━━ PROVIDED DATA

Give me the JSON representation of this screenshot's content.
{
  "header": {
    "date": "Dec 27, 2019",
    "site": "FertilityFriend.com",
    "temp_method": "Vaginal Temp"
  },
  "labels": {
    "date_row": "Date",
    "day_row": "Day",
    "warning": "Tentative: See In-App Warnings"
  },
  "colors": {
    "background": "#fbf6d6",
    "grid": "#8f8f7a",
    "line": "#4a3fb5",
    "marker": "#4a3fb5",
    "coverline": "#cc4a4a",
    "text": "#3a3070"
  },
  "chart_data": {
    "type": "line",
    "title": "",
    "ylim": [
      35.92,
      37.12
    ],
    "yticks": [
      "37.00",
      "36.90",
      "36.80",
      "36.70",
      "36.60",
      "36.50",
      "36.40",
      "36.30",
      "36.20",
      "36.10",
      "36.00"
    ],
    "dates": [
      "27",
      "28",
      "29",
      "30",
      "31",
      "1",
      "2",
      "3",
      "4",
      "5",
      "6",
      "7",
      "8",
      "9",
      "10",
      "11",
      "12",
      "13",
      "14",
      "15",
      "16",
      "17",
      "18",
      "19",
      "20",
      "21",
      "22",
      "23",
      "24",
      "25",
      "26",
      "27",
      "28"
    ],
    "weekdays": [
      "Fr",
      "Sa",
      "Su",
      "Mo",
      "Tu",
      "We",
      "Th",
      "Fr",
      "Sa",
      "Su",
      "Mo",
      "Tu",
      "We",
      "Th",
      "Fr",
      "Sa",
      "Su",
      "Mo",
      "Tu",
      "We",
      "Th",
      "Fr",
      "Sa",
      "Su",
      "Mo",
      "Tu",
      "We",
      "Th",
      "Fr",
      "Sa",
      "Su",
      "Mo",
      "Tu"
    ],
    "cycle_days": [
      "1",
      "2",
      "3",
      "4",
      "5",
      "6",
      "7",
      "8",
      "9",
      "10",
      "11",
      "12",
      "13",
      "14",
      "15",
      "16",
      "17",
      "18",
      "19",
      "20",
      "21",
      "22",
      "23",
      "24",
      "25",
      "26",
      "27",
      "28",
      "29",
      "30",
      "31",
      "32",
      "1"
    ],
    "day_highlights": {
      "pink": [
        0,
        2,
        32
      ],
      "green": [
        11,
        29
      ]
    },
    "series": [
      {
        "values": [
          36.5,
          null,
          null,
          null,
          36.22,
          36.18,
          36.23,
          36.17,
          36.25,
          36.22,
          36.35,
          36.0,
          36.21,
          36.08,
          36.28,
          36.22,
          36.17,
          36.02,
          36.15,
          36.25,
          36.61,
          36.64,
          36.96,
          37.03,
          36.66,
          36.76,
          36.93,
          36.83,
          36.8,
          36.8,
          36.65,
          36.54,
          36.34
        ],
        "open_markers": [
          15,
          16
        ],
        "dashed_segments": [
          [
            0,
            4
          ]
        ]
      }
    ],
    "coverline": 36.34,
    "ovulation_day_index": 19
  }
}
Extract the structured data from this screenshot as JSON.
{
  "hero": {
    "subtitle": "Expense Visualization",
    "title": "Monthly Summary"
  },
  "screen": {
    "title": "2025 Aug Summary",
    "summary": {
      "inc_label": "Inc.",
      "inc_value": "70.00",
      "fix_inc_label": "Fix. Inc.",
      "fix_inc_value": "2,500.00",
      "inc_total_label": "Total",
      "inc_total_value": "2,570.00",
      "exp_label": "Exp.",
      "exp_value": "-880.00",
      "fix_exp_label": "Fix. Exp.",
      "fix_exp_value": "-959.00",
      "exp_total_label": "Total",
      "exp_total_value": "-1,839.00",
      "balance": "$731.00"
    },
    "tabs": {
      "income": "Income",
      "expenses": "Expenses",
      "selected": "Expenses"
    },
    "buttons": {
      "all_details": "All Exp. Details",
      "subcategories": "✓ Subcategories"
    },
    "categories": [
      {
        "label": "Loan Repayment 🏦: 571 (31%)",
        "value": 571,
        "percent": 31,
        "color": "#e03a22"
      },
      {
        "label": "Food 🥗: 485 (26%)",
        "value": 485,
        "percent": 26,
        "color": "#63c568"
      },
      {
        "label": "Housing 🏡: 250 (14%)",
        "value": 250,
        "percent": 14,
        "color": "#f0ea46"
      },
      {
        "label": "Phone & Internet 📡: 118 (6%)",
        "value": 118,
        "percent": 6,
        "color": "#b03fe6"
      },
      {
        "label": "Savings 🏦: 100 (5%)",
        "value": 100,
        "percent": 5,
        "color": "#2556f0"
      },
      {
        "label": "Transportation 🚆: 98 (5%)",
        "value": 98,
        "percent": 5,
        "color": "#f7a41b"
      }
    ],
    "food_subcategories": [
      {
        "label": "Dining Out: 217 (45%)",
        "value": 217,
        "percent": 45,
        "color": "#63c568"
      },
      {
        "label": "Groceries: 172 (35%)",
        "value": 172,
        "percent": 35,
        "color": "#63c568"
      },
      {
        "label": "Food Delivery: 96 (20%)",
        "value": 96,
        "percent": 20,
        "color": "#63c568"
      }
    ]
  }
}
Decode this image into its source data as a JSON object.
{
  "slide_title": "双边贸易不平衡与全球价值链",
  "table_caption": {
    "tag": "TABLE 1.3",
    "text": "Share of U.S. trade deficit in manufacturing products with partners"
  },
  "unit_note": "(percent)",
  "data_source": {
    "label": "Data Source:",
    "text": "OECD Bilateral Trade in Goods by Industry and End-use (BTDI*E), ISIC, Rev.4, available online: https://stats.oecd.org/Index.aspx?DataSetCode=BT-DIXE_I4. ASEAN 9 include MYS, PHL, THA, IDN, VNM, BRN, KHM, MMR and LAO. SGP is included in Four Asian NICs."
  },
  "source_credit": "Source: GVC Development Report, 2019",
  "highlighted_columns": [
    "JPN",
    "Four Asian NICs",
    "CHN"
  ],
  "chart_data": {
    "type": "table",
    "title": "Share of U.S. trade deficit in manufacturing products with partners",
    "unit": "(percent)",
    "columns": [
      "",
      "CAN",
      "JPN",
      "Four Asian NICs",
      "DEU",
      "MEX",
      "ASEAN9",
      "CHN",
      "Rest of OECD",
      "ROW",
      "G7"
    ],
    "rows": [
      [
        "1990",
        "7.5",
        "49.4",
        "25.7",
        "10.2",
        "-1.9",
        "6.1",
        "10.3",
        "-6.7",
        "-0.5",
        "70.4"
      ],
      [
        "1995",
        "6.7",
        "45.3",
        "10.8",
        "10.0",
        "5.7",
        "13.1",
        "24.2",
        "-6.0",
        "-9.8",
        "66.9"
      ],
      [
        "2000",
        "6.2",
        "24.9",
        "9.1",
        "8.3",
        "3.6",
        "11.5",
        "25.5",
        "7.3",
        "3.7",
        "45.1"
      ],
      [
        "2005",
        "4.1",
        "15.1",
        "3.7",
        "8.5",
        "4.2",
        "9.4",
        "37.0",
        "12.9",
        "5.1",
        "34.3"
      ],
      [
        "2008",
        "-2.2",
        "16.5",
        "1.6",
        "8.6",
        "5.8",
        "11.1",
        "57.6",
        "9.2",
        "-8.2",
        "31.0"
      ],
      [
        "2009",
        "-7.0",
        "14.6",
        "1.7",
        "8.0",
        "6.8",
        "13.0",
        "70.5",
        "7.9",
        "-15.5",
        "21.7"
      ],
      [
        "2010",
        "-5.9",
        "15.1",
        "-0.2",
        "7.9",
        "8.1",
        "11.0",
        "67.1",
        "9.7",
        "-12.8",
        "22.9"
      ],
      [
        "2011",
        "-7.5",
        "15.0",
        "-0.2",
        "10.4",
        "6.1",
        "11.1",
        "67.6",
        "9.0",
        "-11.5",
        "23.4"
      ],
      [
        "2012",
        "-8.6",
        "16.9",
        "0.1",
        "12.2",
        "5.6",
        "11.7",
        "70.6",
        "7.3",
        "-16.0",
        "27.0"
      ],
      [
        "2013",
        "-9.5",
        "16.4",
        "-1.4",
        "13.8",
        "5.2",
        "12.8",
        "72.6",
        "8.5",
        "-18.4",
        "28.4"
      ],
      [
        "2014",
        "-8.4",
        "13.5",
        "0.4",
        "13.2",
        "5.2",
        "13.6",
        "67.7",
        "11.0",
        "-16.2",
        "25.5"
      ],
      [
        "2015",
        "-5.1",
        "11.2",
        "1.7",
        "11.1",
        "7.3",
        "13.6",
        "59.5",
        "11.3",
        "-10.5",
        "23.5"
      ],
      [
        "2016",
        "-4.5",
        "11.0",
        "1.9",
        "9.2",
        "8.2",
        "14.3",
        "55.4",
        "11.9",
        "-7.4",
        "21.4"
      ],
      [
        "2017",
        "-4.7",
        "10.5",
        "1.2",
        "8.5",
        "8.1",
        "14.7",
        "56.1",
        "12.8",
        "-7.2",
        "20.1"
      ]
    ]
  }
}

━━━━

SET TASK
Find and copy every line in the entries above where the string "manufacturing" occurs.

ANSWER
    "text": "Share of U.S. trade deficit in manufacturing products with partners"
    "title": "Share of U.S. trade deficit in manufacturing products with partners",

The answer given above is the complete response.